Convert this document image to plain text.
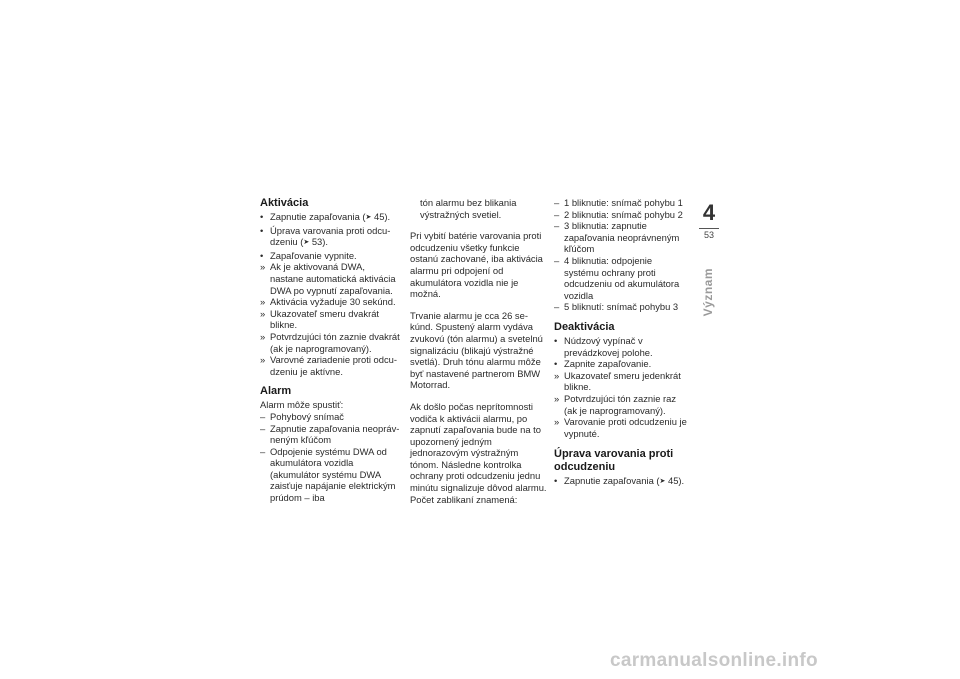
Aktivácia
• Zapnutie zapaľovania (➤ 45).
• Úprava varovania proti odcudzeniu (➤ 53).
• Zapaľovanie vypnite.
» Ak je aktivovaná DWA, nastane automatická aktivácia DWA po vypnutí zapaľovania.
» Aktivácia vyžaduje 30 sekúnd.
» Ukazovateľ smeru dvakrát blikne.
» Potvrdzujúci tón zaznie dvakrát (ak je naprogramovaný).
» Varovné zariadenie proti odcudzeniu je aktívne.
Alarm

Alarm môže spustiť:

– Pohybový snímač
– Zapnutie zapaľovania neoprávneným kľúčom
– Odpojenie systému DWA od akumulátora vozidla (akumulátor systému DWA zaisťuje napájanie elektrickým prúdom – iba

tón alarmu bez blikania výstražných svetiel.

Pri vybití batérie varovania proti odcudzeniu všetky funkcie ostanú zachované, iba aktivácia alarmu pri odpojení od akumulátora vozidla nie je možná.

Trvanie alarmu je cca 26 sekúnd. Spustený alarm vydáva zvukovú (tón alarmu) a svetelnú signalizáciu (blikajú výstražné svetlá). Druh tónu alarmu môže byť nastavené partnerom BMW Motorrad.

Ak došlo počas neprítomnosti vodiča k aktivácii alarmu, po zapnutí zapaľovania bude na to upozornený jedným jednorazovým výstražným tónom. Následne kontrolka ochrany proti odcudzeniu jednu minútu signalizuje dôvod alarmu.

Počet zablikaní znamená:

– 1 bliknutie: snímač pohybu 1
– 2 bliknutia: snímač pohybu 2
– 3 bliknutia: zapnutie zapaľovania neoprávneným kľúčom
– 4 bliknutia: odpojenie systému ochrany proti odcudzeniu od akumulátora vozidla
– 5 bliknutí: snímač pohybu 3
Deaktivácia
• Núdzový vypínač v prevádzkovej polohe.
• Zapnite zapaľovanie.
» Ukazovateľ smeru jedenkrát blikne.
» Potvrdzujúci tón zaznie raz (ak je naprogramovaný).
» Varovanie proti odcudzeniu je vypnuté.
Úprava varovania proti odcudzeniu
• Zapnutie zapaľovania (➤ 45).
4
53
Význam
carmanualsonline.info
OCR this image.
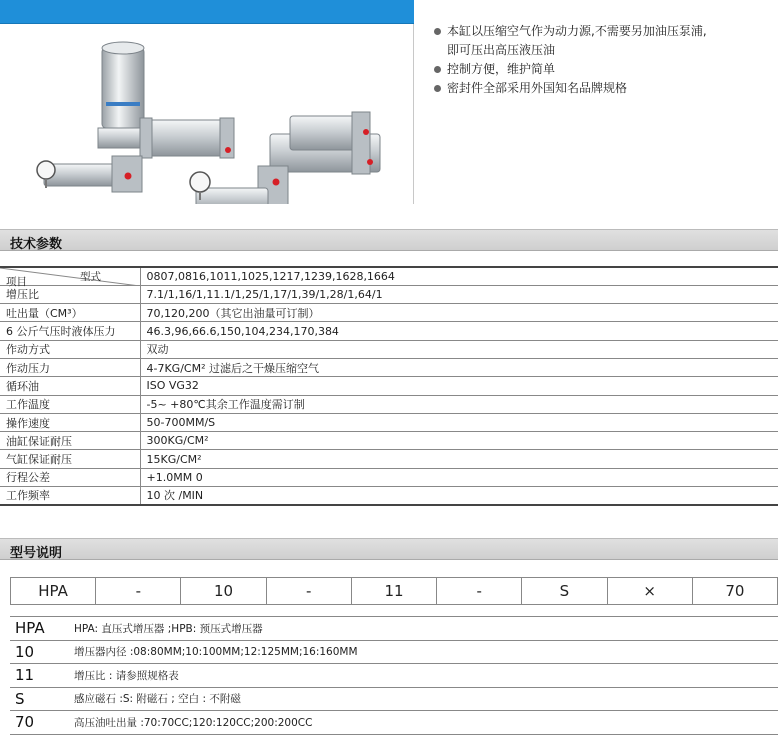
本缸以压缩空气作为动力源,不需要另加油压泵浦,
即可压出高压液压油
控制方便，维护简单
密封件全部采用外国知名品牌规格
技术参数
型式
项目	0807,0816,1011,1025,1217,1239,1628,1664
增压比	7.1/1,16/1,11.1/1,25/1,17/1,39/1,28/1,64/1
吐出量（CM³）	70,120,200（其它出油量可订制）
6 公斤气压时液体压力	46.3,96,66.6,150,104,234,170,384
作动方式	双动
作动压力	4-7KG/CM² 过滤后之干燥压缩空气
循环油	ISO VG32
工作温度	-5~ +80℃其余工作温度需订制
操作速度	50-700MM/S
油缸保证耐压	300KG/CM²
气缸保证耐压	15KG/CM²
行程公差	+1.0MM 0
工作频率	10 次 /MIN
型号说明
HPA	-	10	-	11	-	S	×	70
HPA	HPA: 直压式增压器 ;HPB: 预压式增压器
10	增压器内径 :08:80MM;10:100MM;12:125MM;16:160MM
11	增压比 : 请参照规格表
S	感应磁石 :S: 附磁石 ; 空白 : 不附磁
70	高压油吐出量 :70:70CC;120:120CC;200:200CC
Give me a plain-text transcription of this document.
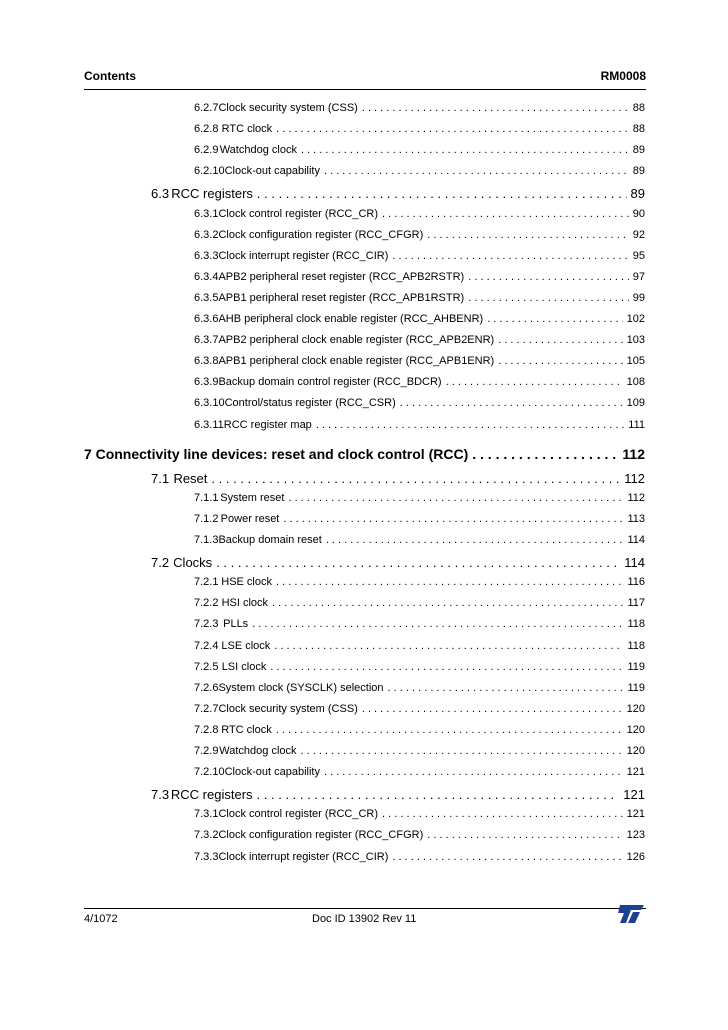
Contents	RM0008
6.2.7 Clock security system (CSS) . . .	88
6.2.8 RTC clock . . .	88
6.2.9 Watchdog clock . . .	89
6.2.10 Clock-out capability . . .	89
6.3 RCC registers . . .	89
6.3.1 Clock control register (RCC_CR) . . .	90
6.3.2 Clock configuration register (RCC_CFGR) . . .	92
6.3.3 Clock interrupt register (RCC_CIR) . . .	95
6.3.4 APB2 peripheral reset register (RCC_APB2RSTR) . . .	97
6.3.5 APB1 peripheral reset register (RCC_APB1RSTR) . . .	99
6.3.6 AHB peripheral clock enable register (RCC_AHBENR) . . .	102
6.3.7 APB2 peripheral clock enable register (RCC_APB2ENR) . . .	103
6.3.8 APB1 peripheral clock enable register (RCC_APB1ENR) . . .	105
6.3.9 Backup domain control register (RCC_BDCR) . . .	108
6.3.10 Control/status register (RCC_CSR) . . .	109
6.3.11 RCC register map . . .	111
7 Connectivity line devices: reset and clock control (RCC) . . .	112
7.1 Reset . . .	112
7.1.1 System reset . . .	112
7.1.2 Power reset . . .	113
7.1.3 Backup domain reset . . .	114
7.2 Clocks . . .	114
7.2.1 HSE clock . . .	116
7.2.2 HSI clock . . .	117
7.2.3 PLLs . . .	118
7.2.4 LSE clock . . .	118
7.2.5 LSI clock . . .	119
7.2.6 System clock (SYSCLK) selection . . .	119
7.2.7 Clock security system (CSS) . . .	120
7.2.8 RTC clock . . .	120
7.2.9 Watchdog clock . . .	120
7.2.10 Clock-out capability . . .	121
7.3 RCC registers . . .	121
7.3.1 Clock control register (RCC_CR) . . .	121
7.3.2 Clock configuration register (RCC_CFGR) . . .	123
7.3.3 Clock interrupt register (RCC_CIR) . . .	126
4/1072	Doc ID 13902 Rev 11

________

Locate all lines that include the word "neoprávneným" and copy them out.

– Zapnutie zapaľovania neoprávneným kľúčom
– 3 bliknutia: zapnutie zapaľovania neoprávneným kľúčom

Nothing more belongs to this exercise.